▶ [What to produce] Without the images, write out the whole listing exactly.

▶ [Task data]
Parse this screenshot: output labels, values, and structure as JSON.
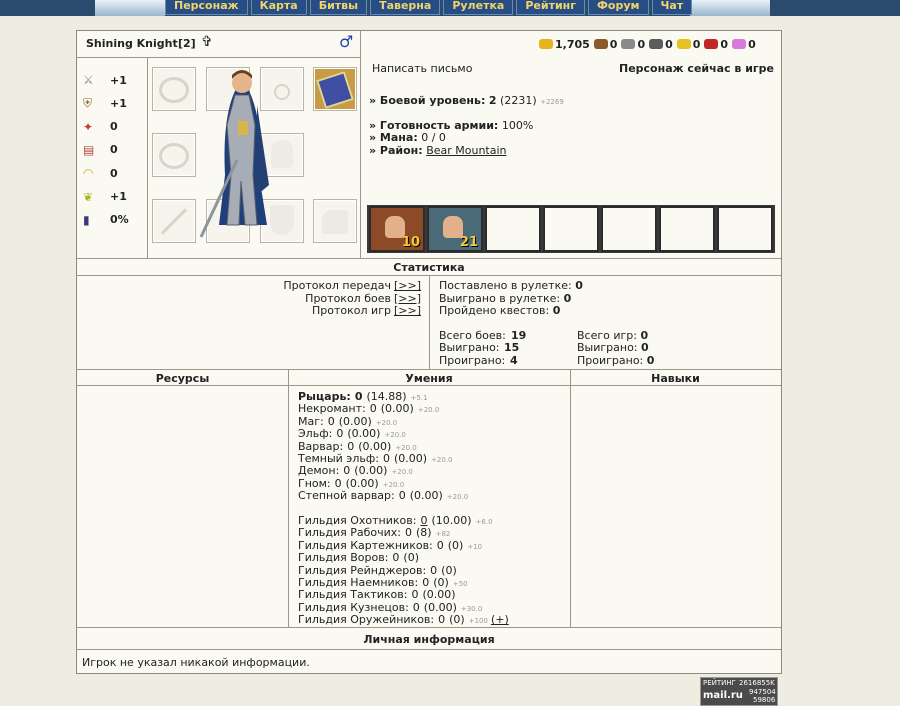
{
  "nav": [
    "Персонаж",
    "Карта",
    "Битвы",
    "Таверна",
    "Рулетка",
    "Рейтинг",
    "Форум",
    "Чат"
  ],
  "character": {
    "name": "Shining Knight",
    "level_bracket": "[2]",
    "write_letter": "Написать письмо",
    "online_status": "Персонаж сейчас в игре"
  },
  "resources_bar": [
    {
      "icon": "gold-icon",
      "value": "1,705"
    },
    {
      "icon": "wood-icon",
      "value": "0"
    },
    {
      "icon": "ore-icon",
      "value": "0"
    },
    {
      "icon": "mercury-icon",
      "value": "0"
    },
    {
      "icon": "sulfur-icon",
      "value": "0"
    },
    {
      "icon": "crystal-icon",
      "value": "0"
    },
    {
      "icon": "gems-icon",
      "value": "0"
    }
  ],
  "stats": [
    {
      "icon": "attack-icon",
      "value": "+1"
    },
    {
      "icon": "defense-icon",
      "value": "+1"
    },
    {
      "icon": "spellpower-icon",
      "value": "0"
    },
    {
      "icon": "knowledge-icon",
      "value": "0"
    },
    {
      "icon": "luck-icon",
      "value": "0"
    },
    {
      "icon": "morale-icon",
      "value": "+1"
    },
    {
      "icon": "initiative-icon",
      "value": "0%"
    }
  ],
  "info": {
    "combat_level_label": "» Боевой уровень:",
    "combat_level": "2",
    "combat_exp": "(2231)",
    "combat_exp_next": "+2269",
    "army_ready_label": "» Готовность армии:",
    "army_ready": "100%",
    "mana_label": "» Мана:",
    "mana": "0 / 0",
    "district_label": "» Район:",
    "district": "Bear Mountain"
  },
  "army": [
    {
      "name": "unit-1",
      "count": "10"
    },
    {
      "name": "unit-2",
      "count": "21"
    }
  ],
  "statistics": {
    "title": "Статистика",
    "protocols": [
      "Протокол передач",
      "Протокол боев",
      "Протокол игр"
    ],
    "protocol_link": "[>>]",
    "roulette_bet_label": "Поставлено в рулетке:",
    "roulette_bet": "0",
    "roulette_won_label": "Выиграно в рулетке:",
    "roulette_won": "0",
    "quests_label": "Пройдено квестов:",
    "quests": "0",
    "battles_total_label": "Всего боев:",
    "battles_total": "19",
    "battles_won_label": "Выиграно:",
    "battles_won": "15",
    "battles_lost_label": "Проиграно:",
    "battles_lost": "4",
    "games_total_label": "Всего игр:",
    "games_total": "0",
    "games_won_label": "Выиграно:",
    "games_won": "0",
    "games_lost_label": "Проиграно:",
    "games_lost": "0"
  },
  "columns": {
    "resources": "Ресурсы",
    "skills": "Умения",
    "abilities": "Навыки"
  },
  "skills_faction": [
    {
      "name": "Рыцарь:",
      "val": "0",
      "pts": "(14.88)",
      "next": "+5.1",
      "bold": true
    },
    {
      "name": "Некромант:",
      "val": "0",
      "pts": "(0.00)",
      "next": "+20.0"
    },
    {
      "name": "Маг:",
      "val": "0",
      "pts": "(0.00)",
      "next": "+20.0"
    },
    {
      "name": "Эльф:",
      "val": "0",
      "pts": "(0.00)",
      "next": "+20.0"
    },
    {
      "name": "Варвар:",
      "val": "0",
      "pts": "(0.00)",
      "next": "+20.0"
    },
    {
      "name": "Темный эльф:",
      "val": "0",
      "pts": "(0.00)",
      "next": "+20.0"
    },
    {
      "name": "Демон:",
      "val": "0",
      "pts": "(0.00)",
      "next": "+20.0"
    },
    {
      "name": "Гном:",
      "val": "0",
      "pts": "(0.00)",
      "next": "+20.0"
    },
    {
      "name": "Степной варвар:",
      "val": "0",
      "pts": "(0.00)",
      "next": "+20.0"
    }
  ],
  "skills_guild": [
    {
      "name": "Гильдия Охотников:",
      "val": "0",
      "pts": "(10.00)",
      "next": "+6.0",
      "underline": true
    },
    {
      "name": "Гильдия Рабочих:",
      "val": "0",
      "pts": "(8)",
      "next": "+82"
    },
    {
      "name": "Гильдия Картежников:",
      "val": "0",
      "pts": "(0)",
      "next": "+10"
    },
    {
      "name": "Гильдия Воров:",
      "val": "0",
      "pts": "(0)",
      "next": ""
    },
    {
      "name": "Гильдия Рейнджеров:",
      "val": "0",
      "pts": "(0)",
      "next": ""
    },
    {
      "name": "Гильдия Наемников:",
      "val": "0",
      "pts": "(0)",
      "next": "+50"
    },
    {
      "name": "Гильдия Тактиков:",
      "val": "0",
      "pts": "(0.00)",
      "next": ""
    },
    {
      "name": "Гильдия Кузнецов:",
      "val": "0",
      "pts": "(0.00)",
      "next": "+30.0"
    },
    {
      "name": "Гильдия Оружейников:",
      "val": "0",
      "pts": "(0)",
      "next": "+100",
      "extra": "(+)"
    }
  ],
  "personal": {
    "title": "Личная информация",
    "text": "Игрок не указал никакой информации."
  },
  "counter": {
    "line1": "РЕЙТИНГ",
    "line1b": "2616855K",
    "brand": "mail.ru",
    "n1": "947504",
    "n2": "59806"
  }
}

▶ [Written reply]
Parse this screenshot: output labels, values, and structure as JSON.
{
  "nav": [
    "Персонаж",
    "Карта",
    "Битвы",
    "Таверна",
    "Рулетка",
    "Рейтинг",
    "Форум",
    "Чат"
  ],
  "character": {
    "name": "Shining Knight",
    "level_bracket": "[2]",
    "write_letter": "Написать письмо",
    "online_status": "Персонаж сейчас в игре"
  },
  "resources_bar": [
    {
      "icon": "gold-icon",
      "value": "1,705"
    },
    {
      "icon": "wood-icon",
      "value": "0"
    },
    {
      "icon": "ore-icon",
      "value": "0"
    },
    {
      "icon": "mercury-icon",
      "value": "0"
    },
    {
      "icon": "sulfur-icon",
      "value": "0"
    },
    {
      "icon": "crystal-icon",
      "value": "0"
    },
    {
      "icon": "gems-icon",
      "value": "0"
    }
  ],
  "stats": [
    {
      "icon": "attack-icon",
      "value": "+1"
    },
    {
      "icon": "defense-icon",
      "value": "+1"
    },
    {
      "icon": "spellpower-icon",
      "value": "0"
    },
    {
      "icon": "knowledge-icon",
      "value": "0"
    },
    {
      "icon": "luck-icon",
      "value": "0"
    },
    {
      "icon": "morale-icon",
      "value": "+1"
    },
    {
      "icon": "initiative-icon",
      "value": "0%"
    }
  ],
  "info": {
    "combat_level_label": "» Боевой уровень:",
    "combat_level": "2",
    "combat_exp": "(2231)",
    "combat_exp_next": "+2269",
    "army_ready_label": "» Готовность армии:",
    "army_ready": "100%",
    "mana_label": "» Мана:",
    "mana": "0 / 0",
    "district_label": "» Район:",
    "district": "Bear Mountain"
  },
  "army": [
    {
      "name": "unit-1",
      "count": "10"
    },
    {
      "name": "unit-2",
      "count": "21"
    }
  ],
  "statistics": {
    "title": "Статистика",
    "protocols": [
      "Протокол передач",
      "Протокол боев",
      "Протокол игр"
    ],
    "protocol_link": "[>>]",
    "roulette_bet_label": "Поставлено в рулетке:",
    "roulette_bet": "0",
    "roulette_won_label": "Выиграно в рулетке:",
    "roulette_won": "0",
    "quests_label": "Пройдено квестов:",
    "quests": "0",
    "battles_total_label": "Всего боев:",
    "battles_total": "19",
    "battles_won_label": "Выиграно:",
    "battles_won": "15",
    "battles_lost_label": "Проиграно:",
    "battles_lost": "4",
    "games_total_label": "Всего игр:",
    "games_total": "0",
    "games_won_label": "Выиграно:",
    "games_won": "0",
    "games_lost_label": "Проиграно:",
    "games_lost": "0"
  },
  "columns": {
    "resources": "Ресурсы",
    "skills": "Умения",
    "abilities": "Навыки"
  },
  "skills_faction": [
    {
      "name": "Рыцарь:",
      "val": "0",
      "pts": "(14.88)",
      "next": "+5.1",
      "bold": true
    },
    {
      "name": "Некромант:",
      "val": "0",
      "pts": "(0.00)",
      "next": "+20.0"
    },
    {
      "name": "Маг:",
      "val": "0",
      "pts": "(0.00)",
      "next": "+20.0"
    },
    {
      "name": "Эльф:",
      "val": "0",
      "pts": "(0.00)",
      "next": "+20.0"
    },
    {
      "name": "Варвар:",
      "val": "0",
      "pts": "(0.00)",
      "next": "+20.0"
    },
    {
      "name": "Темный эльф:",
      "val": "0",
      "pts": "(0.00)",
      "next": "+20.0"
    },
    {
      "name": "Демон:",
      "val": "0",
      "pts": "(0.00)",
      "next": "+20.0"
    },
    {
      "name": "Гном:",
      "val": "0",
      "pts": "(0.00)",
      "next": "+20.0"
    },
    {
      "name": "Степной варвар:",
      "val": "0",
      "pts": "(0.00)",
      "next": "+20.0"
    }
  ],
  "skills_guild": [
    {
      "name": "Гильдия Охотников:",
      "val": "0",
      "pts": "(10.00)",
      "next": "+6.0",
      "underline": true
    },
    {
      "name": "Гильдия Рабочих:",
      "val": "0",
      "pts": "(8)",
      "next": "+82"
    },
    {
      "name": "Гильдия Картежников:",
      "val": "0",
      "pts": "(0)",
      "next": "+10"
    },
    {
      "name": "Гильдия Воров:",
      "val": "0",
      "pts": "(0)",
      "next": ""
    },
    {
      "name": "Гильдия Рейнджеров:",
      "val": "0",
      "pts": "(0)",
      "next": ""
    },
    {
      "name": "Гильдия Наемников:",
      "val": "0",
      "pts": "(0)",
      "next": "+50"
    },
    {
      "name": "Гильдия Тактиков:",
      "val": "0",
      "pts": "(0.00)",
      "next": ""
    },
    {
      "name": "Гильдия Кузнецов:",
      "val": "0",
      "pts": "(0.00)",
      "next": "+30.0"
    },
    {
      "name": "Гильдия Оружейников:",
      "val": "0",
      "pts": "(0)",
      "next": "+100",
      "extra": "(+)"
    }
  ],
  "personal": {
    "title": "Личная информация",
    "text": "Игрок не указал никакой информации."
  },
  "counter": {
    "line1": "РЕЙТИНГ",
    "line1b": "2616855K",
    "brand": "mail.ru",
    "n1": "947504",
    "n2": "59806"
  }
}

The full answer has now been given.